** Records **
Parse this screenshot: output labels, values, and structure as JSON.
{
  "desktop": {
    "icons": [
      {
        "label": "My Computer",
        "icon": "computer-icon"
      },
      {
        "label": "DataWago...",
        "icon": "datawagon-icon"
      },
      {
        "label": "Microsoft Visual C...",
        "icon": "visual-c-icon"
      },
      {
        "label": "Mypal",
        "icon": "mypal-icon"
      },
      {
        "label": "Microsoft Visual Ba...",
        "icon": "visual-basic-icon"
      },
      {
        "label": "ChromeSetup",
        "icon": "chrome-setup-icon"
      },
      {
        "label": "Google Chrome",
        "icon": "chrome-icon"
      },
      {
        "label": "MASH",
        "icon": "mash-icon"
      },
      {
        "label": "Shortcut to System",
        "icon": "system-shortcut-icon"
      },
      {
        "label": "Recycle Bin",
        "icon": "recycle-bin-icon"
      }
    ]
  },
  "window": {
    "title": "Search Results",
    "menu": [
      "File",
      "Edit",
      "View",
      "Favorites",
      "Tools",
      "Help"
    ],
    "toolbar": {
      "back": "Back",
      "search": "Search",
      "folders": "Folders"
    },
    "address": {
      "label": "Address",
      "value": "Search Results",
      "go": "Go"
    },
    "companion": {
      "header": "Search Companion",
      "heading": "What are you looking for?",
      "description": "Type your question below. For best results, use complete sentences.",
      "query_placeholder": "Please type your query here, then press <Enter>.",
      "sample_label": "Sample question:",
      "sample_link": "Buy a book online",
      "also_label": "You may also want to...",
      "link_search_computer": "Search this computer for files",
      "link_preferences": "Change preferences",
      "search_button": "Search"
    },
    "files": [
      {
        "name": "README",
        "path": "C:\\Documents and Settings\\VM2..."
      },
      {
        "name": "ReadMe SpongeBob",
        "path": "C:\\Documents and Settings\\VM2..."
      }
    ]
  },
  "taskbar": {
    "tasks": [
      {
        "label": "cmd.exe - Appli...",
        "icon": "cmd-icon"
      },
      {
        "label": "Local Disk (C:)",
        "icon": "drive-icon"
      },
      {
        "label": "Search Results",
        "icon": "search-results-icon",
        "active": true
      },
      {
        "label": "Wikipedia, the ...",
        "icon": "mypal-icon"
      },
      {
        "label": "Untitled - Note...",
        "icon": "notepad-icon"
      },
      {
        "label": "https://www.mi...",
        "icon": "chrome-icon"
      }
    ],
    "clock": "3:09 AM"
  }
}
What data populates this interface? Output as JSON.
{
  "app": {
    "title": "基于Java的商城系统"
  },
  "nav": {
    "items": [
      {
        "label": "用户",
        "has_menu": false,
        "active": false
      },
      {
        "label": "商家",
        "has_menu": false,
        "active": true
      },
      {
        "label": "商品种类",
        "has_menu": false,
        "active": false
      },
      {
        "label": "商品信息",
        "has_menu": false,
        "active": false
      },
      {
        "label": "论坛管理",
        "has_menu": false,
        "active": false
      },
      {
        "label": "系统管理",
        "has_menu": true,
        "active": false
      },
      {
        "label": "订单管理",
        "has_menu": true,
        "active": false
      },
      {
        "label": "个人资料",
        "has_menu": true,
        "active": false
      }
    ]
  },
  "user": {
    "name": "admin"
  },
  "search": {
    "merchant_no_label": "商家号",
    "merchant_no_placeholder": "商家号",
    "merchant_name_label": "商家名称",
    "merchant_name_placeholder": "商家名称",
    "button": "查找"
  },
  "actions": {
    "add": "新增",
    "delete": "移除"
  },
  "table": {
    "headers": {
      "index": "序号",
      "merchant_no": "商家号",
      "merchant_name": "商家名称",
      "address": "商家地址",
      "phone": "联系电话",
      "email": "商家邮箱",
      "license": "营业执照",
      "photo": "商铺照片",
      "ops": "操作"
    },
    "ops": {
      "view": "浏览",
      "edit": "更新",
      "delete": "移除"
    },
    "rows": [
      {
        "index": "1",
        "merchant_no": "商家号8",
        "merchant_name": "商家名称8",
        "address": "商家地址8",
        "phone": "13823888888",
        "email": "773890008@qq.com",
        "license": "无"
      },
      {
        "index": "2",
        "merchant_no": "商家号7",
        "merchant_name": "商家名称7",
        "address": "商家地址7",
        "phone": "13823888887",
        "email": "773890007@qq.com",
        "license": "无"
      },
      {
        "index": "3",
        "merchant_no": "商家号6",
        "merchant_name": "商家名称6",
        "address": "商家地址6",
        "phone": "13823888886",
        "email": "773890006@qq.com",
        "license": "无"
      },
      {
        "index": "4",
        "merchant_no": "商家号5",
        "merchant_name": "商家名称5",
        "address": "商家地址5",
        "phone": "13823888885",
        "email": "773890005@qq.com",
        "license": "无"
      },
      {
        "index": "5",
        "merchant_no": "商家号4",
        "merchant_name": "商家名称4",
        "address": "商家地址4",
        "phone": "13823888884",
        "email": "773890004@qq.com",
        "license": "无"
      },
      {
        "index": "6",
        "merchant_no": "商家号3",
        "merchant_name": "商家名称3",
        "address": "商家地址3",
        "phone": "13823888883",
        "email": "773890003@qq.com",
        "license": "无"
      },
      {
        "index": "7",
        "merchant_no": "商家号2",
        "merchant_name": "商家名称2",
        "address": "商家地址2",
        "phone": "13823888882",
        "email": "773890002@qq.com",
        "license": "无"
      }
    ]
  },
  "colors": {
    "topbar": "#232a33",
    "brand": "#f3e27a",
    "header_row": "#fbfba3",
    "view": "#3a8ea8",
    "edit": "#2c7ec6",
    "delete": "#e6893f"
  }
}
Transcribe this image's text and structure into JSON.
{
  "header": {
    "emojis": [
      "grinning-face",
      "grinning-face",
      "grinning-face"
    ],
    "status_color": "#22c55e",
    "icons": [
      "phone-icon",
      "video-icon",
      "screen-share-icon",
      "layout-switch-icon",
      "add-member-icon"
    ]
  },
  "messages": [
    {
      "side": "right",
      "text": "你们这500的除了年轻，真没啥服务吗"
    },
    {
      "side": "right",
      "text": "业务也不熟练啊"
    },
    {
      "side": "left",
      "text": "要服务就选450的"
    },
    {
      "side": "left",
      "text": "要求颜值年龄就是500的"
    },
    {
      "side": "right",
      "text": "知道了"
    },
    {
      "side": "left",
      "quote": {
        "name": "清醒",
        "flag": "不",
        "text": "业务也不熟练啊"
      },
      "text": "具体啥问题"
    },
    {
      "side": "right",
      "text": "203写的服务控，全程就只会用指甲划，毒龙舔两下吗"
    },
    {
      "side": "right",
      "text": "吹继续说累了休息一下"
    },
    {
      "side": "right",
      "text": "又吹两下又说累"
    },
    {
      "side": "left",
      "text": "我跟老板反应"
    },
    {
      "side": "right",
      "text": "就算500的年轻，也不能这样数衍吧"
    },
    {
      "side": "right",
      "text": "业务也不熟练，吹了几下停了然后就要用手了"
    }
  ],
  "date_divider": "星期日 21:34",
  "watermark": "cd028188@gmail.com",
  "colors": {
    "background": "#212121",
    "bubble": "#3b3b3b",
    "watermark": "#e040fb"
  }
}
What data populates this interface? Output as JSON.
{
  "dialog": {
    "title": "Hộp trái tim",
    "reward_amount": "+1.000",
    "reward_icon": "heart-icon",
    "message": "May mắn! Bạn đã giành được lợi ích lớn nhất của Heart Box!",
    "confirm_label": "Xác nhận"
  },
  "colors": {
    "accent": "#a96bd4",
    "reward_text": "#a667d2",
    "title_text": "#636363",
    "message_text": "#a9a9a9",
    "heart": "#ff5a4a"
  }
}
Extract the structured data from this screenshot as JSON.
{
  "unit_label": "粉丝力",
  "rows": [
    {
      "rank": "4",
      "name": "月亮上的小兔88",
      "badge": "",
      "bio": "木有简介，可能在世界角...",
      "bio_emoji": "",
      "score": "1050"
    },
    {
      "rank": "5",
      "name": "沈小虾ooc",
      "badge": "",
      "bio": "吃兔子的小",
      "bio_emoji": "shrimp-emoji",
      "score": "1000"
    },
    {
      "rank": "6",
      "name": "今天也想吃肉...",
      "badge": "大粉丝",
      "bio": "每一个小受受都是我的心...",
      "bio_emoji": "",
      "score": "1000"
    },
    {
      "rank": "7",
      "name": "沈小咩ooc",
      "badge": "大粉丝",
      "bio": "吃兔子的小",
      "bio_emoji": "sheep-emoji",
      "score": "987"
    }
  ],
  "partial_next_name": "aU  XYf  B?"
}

** Problem requirements **
Where a line above contains the string "this", copy that line.

** Correct response **
Parse this screenshot: output labels, values, and structure as JSON.
      "link_search_computer": "Search this computer for files",
What data populates this interface? Output as JSON.
Transcribe this image's text and structure into JSON.
What data populates this interface? Output as JSON.
Extract the structured data from this screenshot as JSON.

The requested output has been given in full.